# [Description of the task]
Set down each record below precisely, skipping the pictures.

**** Record excerpts ****

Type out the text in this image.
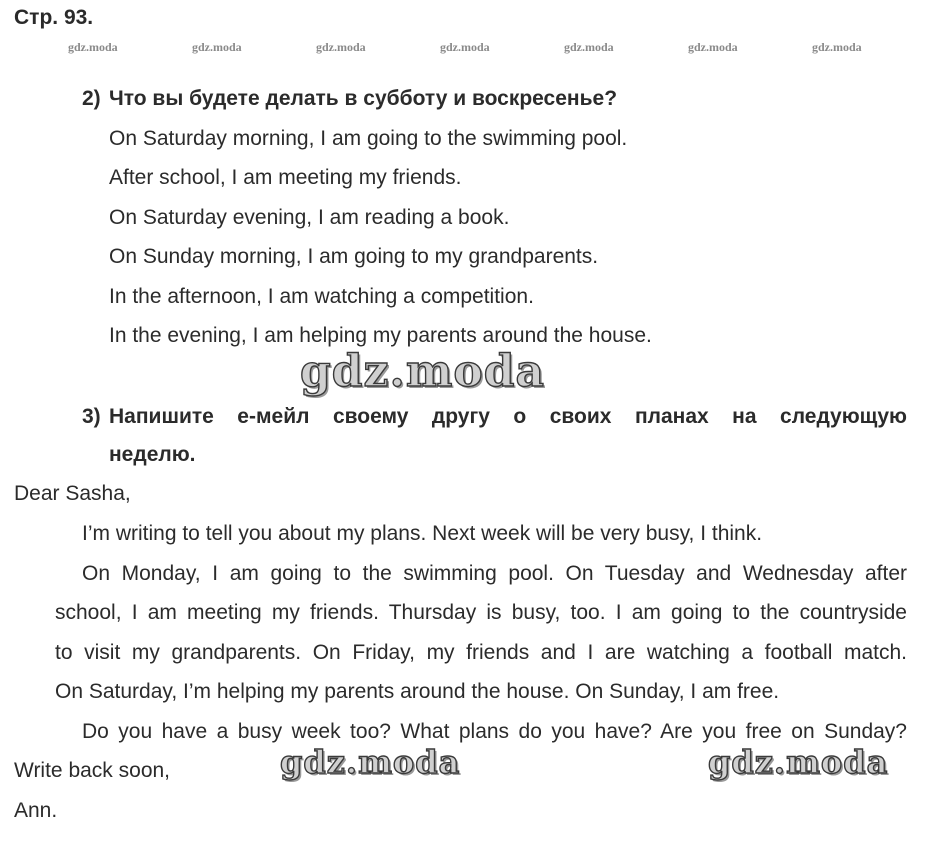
Стр. 93.
gdz.moda	gdz.moda	gdz.moda	gdz.moda	gdz.moda	gdz.moda	gdz.moda
2) Что вы будете делать в субботу и воскресенье?
On Saturday morning, I am going to the swimming pool.
After school, I am meeting my friends.
On Saturday evening, I am reading a book.
On Sunday morning, I am going to my grandparents.
In the afternoon, I am watching a competition.
In the evening, I am helping my parents around the house.
gdz.moda
3) Напишите е-мейл своему другу о своих планах на следующую
неделю.
Dear Sasha,
I’m writing to tell you about my plans. Next week will be very busy, I think.
On Monday, I am going to the swimming pool. On Tuesday and Wednesday after
school, I am meeting my friends. Thursday is busy, too. I am going to the countryside
to visit my grandparents. On Friday, my friends and I are watching a football match.
On Saturday, I’m helping my parents around the house. On Sunday, I am free.
Do you have a busy week too? What plans do you have? Are you free on Sunday?
gdz.moda	gdz.moda
Write back soon,
Ann.
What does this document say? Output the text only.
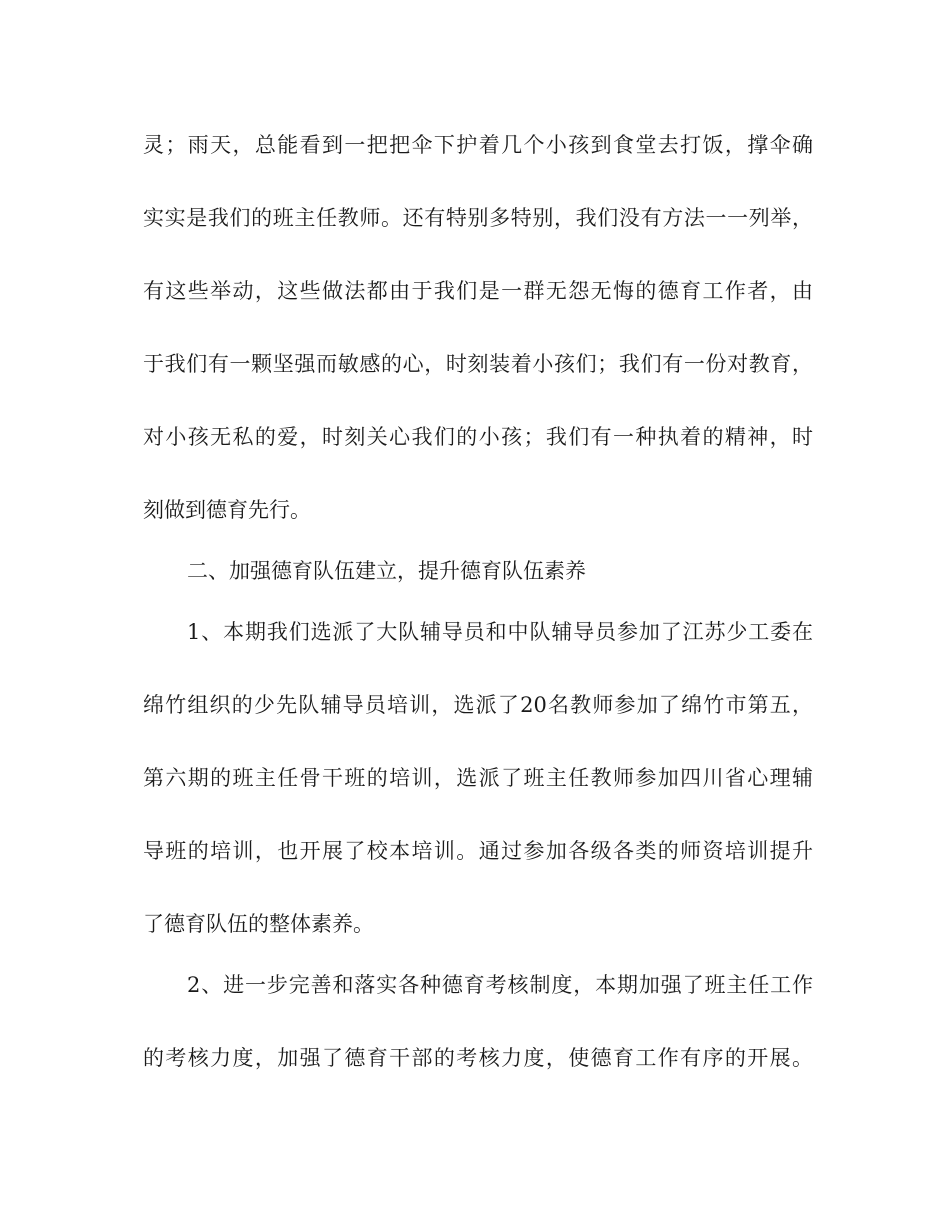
灵；雨天，总能看到一把把伞下护着几个小孩到食堂去打饭，撑伞确
实实是我们的班主任教师。还有特别多特别，我们没有方法一一列举，
有这些举动，这些做法都由于我们是一群无怨无悔的德育工作者，由
于我们有一颗坚强而敏感的心，时刻装着小孩们；我们有一份对教育，
对小孩无私的爱，时刻关心我们的小孩；我们有一种执着的精神，时
刻做到德育先行。
二、加强德育队伍建立，提升德育队伍素养
1、本期我们选派了大队辅导员和中队辅导员参加了江苏少工委在
绵竹组织的少先队辅导员培训，选派了20名教师参加了绵竹市第五，
第六期的班主任骨干班的培训，选派了班主任教师参加四川省心理辅
导班的培训，也开展了校本培训。通过参加各级各类的师资培训提升
了德育队伍的整体素养。
2、进一步完善和落实各种德育考核制度，本期加强了班主任工作
的考核力度，加强了德育干部的考核力度，使德育工作有序的开展。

****

# [Problem solution]
Type out the text in this image.
Стр. 93.
gdz.moda	gdz.moda	gdz.moda	gdz.moda	gdz.moda	gdz.moda	gdz.moda
2) Что вы будете делать в субботу и воскресенье?
On Saturday morning, I am going to the swimming pool.
After school, I am meeting my friends.
On Saturday evening, I am reading a book.
On Sunday morning, I am going to my grandparents.
In the afternoon, I am watching a competition.
In the evening, I am helping my parents around the house.
gdz.moda
3) Напишите е-мейл своему другу о своих планах на следующую
неделю.
Dear Sasha,
I’m writing to tell you about my plans. Next week will be very busy, I think.
On Monday, I am going to the swimming pool. On Tuesday and Wednesday after
school, I am meeting my friends. Thursday is busy, too. I am going to the countryside
to visit my grandparents. On Friday, my friends and I are watching a football match.
On Saturday, I’m helping my parents around the house. On Sunday, I am free.
Do you have a busy week too? What plans do you have? Are you free on Sunday?
gdz.moda	gdz.moda
Write back soon,
Ann.
What does this document say? Output the text only.
灵；雨天，总能看到一把把伞下护着几个小孩到食堂去打饭，撑伞确
实实是我们的班主任教师。还有特别多特别，我们没有方法一一列举，
有这些举动，这些做法都由于我们是一群无怨无悔的德育工作者，由
于我们有一颗坚强而敏感的心，时刻装着小孩们；我们有一份对教育，
对小孩无私的爱，时刻关心我们的小孩；我们有一种执着的精神，时
刻做到德育先行。
二、加强德育队伍建立，提升德育队伍素养
1、本期我们选派了大队辅导员和中队辅导员参加了江苏少工委在
绵竹组织的少先队辅导员培训，选派了20名教师参加了绵竹市第五，
第六期的班主任骨干班的培训，选派了班主任教师参加四川省心理辅
导班的培训，也开展了校本培训。通过参加各级各类的师资培训提升
了德育队伍的整体素养。
2、进一步完善和落实各种德育考核制度，本期加强了班主任工作
的考核力度，加强了德育干部的考核力度，使德育工作有序的开展。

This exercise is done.